* **BRIEF**:
Answer these questions about the commit text below, each on its own line:
(a) According to the commit text, what replaces the huge switch statements?
(b) Which two fields does the diff move ahead of mask_even in the neon struct?
(c) Which two files does the diff change?

Refactor initialization of even/odd masks in parameters for SpCHW micro-kernels
Replace huge switch statements with arithmetic operations
PiperOrigin-RevId: 276163876
diff --git a/src/xnnpack/params.h b/src/xnnpack/params.h
index 4df6b72..8828f3a 100644
--- a/src/xnnpack/params.h
+++ b/src/xnnpack/params.h
@@ -40,20 +40,20 @@
} scalar;
#if XNN_ARCH_ARM || XNN_ARCH_ARM64
struct {
+ float min;
+ float max;
XNN_ALIGN(16) uint32_t mask_even[4]; // used by stride 2 kernels
XNN_ALIGN(16) uint32_t mask_odd[4]; // used by stride 2 kernels
XNN_ALIGN(16) uint32_t mask[4]; // used by stride 1 kernels
- float min;
- float max;
} neon;
#endif // XNN_ARCH_ARM || XNN_ARCH_ARM64
#if XNN_ARCH_X86 || XNN_ARCH_X86_64
struct {
+ XNN_ALIGN(16) float max[4];
+ XNN_ALIGN(16) float min[4];
XNN_ALIGN(16) uint32_t mask_even[4]; // used by stride 2 kernels
XNN_ALIGN(16) uint32_t mask_odd[4]; // used by stride 2 kernels
XNN_ALIGN(16) uint32_t mask[4]; // used by stride 1 kernels
- XNN_ALIGN(16) float max[4];
- XNN_ALIGN(16) float min[4];
} sse;
#endif // XNN_ARCH_X86 || XNN_ARCH_X86_64
};
diff --git a/src/xnnpack/requantization.h b/src/xnnpack/requantization.h
index e22ac53..72648ac 100644
--- a/src/xnnpack/requantization.h
+++ b/src/xnnpack/requantization.h
@@ -429,234 +429,50 @@
float output_max)

* **DATA EXTRACT**:

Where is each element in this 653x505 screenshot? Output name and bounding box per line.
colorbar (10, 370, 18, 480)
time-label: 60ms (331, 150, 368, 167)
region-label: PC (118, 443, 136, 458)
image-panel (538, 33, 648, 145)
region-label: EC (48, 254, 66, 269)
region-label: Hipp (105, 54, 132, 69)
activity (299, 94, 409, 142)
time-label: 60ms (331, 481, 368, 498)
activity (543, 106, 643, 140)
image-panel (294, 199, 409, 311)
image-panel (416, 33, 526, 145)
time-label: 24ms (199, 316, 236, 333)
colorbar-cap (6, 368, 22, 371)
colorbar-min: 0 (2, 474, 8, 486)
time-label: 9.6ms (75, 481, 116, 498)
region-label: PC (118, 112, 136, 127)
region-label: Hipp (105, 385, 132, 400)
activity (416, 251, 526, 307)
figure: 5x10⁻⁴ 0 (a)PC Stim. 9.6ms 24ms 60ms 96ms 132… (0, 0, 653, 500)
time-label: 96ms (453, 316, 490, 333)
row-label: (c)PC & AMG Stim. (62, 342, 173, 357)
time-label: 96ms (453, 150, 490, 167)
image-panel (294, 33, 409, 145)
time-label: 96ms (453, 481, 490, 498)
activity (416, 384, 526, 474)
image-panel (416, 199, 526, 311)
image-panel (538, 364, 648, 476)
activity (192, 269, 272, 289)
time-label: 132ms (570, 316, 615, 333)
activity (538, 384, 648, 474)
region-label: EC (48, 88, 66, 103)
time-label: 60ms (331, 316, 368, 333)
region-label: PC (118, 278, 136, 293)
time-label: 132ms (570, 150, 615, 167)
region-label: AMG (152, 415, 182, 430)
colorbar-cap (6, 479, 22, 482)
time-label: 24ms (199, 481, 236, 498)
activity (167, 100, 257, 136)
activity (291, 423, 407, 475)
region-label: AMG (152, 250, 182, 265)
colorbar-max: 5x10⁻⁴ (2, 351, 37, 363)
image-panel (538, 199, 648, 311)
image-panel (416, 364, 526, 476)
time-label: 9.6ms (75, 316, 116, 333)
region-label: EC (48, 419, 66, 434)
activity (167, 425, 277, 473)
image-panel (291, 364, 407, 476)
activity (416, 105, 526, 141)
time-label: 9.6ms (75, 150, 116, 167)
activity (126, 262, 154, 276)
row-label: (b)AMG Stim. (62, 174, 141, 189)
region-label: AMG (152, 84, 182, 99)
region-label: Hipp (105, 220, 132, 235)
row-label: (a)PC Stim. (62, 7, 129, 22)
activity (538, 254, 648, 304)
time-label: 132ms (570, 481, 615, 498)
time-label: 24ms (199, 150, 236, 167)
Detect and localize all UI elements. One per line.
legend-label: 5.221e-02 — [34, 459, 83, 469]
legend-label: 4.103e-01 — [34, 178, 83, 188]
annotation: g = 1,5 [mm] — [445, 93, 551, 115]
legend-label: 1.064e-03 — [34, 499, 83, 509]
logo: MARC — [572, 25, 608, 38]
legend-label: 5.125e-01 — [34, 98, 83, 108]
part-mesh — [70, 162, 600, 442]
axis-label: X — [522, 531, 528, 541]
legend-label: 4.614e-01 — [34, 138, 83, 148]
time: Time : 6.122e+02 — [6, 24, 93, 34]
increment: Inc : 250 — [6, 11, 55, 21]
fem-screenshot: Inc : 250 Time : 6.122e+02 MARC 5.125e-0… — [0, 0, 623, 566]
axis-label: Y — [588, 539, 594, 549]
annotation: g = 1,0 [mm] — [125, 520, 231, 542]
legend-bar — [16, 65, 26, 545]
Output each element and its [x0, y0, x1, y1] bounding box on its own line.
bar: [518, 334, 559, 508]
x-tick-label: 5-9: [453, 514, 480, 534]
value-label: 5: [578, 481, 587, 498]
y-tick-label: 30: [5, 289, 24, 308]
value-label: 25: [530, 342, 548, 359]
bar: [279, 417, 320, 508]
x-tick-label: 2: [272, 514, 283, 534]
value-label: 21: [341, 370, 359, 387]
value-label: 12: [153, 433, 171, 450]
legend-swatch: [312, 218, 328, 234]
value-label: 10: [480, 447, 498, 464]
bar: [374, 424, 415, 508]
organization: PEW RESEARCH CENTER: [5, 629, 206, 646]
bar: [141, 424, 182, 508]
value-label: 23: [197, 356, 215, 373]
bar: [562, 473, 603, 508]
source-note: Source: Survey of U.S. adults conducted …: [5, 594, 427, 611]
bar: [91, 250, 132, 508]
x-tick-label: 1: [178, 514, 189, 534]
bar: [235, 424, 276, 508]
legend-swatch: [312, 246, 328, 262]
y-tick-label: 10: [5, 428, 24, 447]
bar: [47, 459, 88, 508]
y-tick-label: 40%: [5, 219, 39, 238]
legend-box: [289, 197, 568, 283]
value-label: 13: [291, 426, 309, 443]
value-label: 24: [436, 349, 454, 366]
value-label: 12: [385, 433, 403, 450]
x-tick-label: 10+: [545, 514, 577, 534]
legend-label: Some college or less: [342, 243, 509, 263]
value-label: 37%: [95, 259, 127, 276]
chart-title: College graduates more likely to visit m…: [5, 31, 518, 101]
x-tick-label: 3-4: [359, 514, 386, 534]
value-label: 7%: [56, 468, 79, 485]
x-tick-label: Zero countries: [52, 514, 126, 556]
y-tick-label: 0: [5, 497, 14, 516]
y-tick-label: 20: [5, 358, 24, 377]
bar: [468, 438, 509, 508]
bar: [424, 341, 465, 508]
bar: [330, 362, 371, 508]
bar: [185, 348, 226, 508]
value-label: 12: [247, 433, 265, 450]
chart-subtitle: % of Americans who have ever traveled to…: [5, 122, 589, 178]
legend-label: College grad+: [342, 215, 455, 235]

* **ANSWER TO THIS PROBLEM**:
(a) Arithmetic operations.
(b) float min and float max.
(c) src/xnnpack/params.h and src/xnnpack/requantization.h.